===== ENTRIES
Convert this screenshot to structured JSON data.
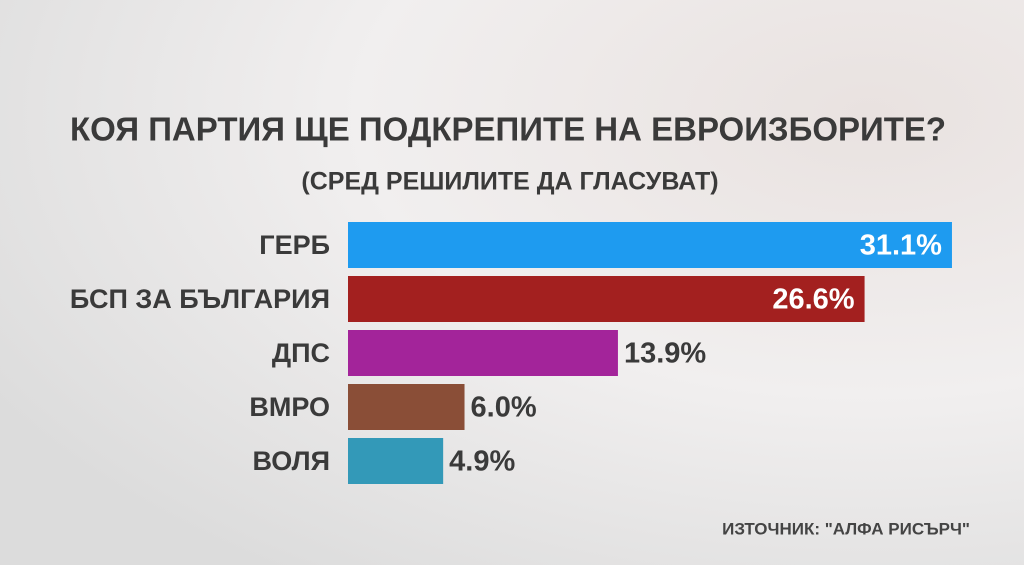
{
  "chart_data": {
    "type": "bar",
    "orientation": "horizontal",
    "title": "КОЯ ПАРТИЯ ЩЕ ПОДКРЕПИТЕ НА ЕВРОИЗБОРИТЕ?",
    "subtitle": "(СРЕД РЕШИЛИТЕ ДА ГЛАСУВАТ)",
    "categories": [
      "ГЕРБ",
      "БСП ЗА БЪЛГАРИЯ",
      "ДПС",
      "ВМРО",
      "ВОЛЯ"
    ],
    "values": [
      31.1,
      26.6,
      13.9,
      6.0,
      4.9
    ],
    "value_labels": [
      "31.1%",
      "26.6%",
      "13.9%",
      "6.0%",
      "4.9%"
    ],
    "colors": [
      "#1e9bf0",
      "#a3201f",
      "#a3249a",
      "#8a4e37",
      "#3399b8"
    ],
    "source": "ИЗТОЧНИК: \"АЛФА РИСЪРЧ\""
  }
}
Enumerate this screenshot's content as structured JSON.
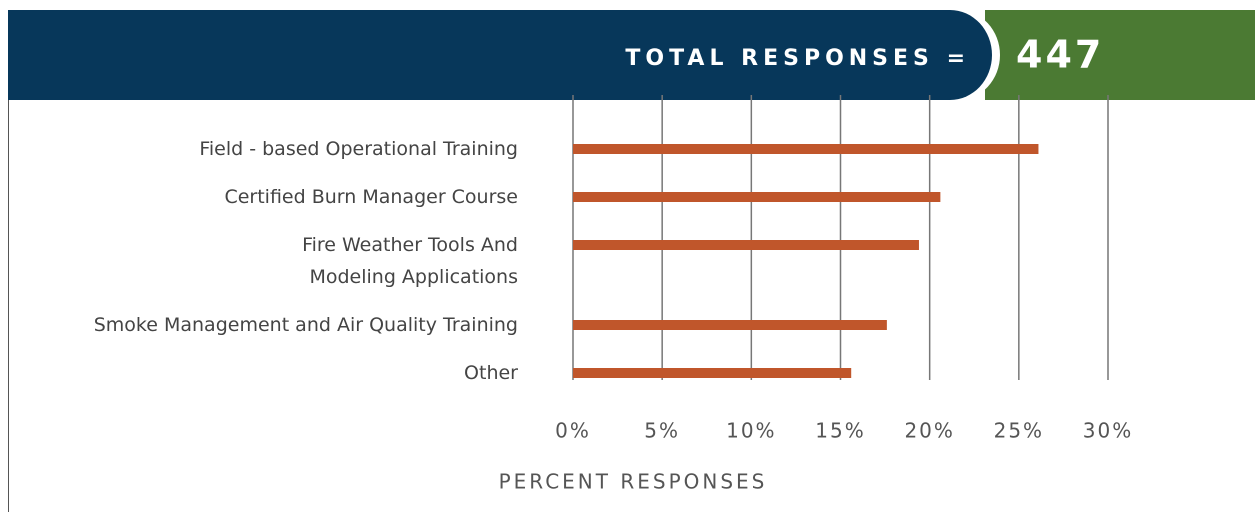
{
  "header": {
    "label": "TOTAL RESPONSES =",
    "value": 447
  },
  "chart_data": {
    "type": "barh",
    "categories": [
      "Field - based Operational Training",
      "Certified Burn Manager Course",
      "Fire Weather Tools And\nModeling Applications",
      "Smoke Management and Air Quality Training",
      "Other"
    ],
    "values": [
      26.1,
      20.6,
      19.4,
      17.6,
      15.6
    ],
    "color": "#c0562b",
    "xlabel": "PERCENT RESPONSES",
    "xlim": [
      0,
      30
    ],
    "xticks": [
      {
        "value": 0,
        "label": "0%"
      },
      {
        "value": 5,
        "label": "5%"
      },
      {
        "value": 10,
        "label": "10%"
      },
      {
        "value": 15,
        "label": "15%"
      },
      {
        "value": 20,
        "label": "20%"
      },
      {
        "value": 25,
        "label": "25%"
      },
      {
        "value": 30,
        "label": "30%"
      }
    ],
    "grid": true
  }
}
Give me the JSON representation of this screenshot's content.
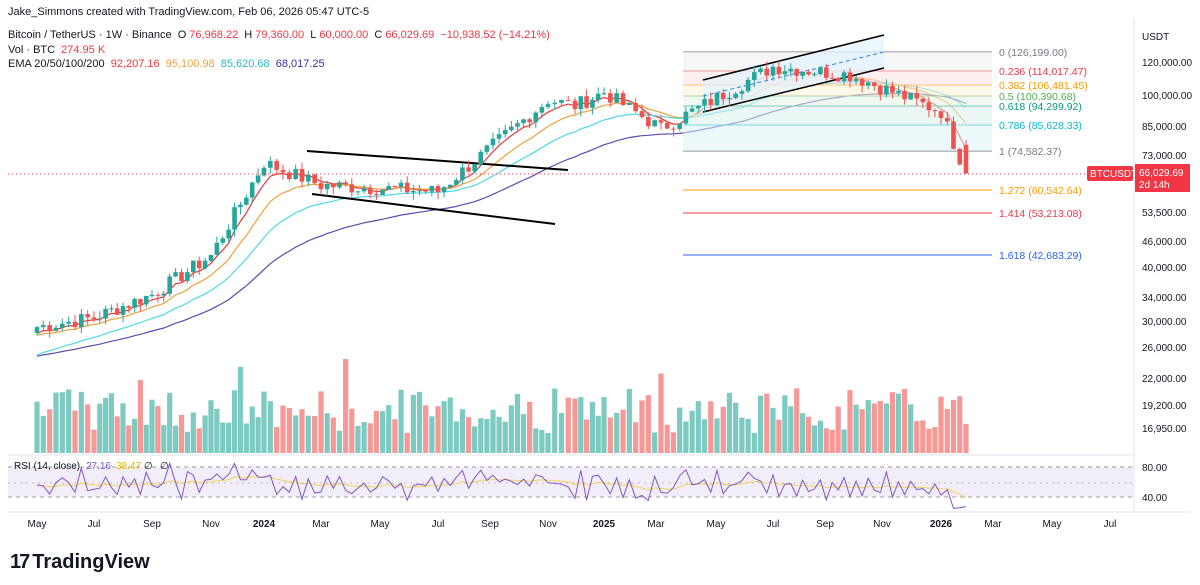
==========
» **SHORT TASK**: Set down the material exactly, every line of it, except for the pictures.

» **ANSWER IN FULL**:
Convert this screenshot to structured JSON data.
{
  "chart_data": {
    "type": "bar",
    "orientation": "horizontal",
    "title": "КОЯ ПАРТИЯ ЩЕ ПОДКРЕПИТЕ НА ЕВРОИЗБОРИТЕ?",
    "subtitle": "(СРЕД РЕШИЛИТЕ ДА ГЛАСУВАТ)",
    "categories": [
      "ГЕРБ",
      "БСП ЗА БЪЛГАРИЯ",
      "ДПС",
      "ВМРО",
      "ВОЛЯ"
    ],
    "values": [
      31.1,
      26.6,
      13.9,
      6.0,
      4.9
    ],
    "value_labels": [
      "31.1%",
      "26.6%",
      "13.9%",
      "6.0%",
      "4.9%"
    ],
    "colors": [
      "#1e9bf0",
      "#a3201f",
      "#a3249a",
      "#8a4e37",
      "#3399b8"
    ],
    "source": "ИЗТОЧНИК: \"АЛФА РИСЪРЧ\""
  }
}
Enumerate this screenshot's content as structured JSON.
{
  "header": {
    "label": "TOTAL RESPONSES =",
    "value": 447
  },
  "chart_data": {
    "type": "barh",
    "categories": [
      "Field - based Operational Training",
      "Certified Burn Manager Course",
      "Fire Weather Tools And\nModeling Applications",
      "Smoke Management and Air Quality Training",
      "Other"
    ],
    "values": [
      26.1,
      20.6,
      19.4,
      17.6,
      15.6
    ],
    "color": "#c0562b",
    "xlabel": "PERCENT RESPONSES",
    "xlim": [
      0,
      30
    ],
    "xticks": [
      {
        "value": 0,
        "label": "0%"
      },
      {
        "value": 5,
        "label": "5%"
      },
      {
        "value": 10,
        "label": "10%"
      },
      {
        "value": 15,
        "label": "15%"
      },
      {
        "value": 20,
        "label": "20%"
      },
      {
        "value": 25,
        "label": "25%"
      },
      {
        "value": 30,
        "label": "30%"
      }
    ],
    "grid": true
  }
}
Give me the JSON representation of this screenshot's content.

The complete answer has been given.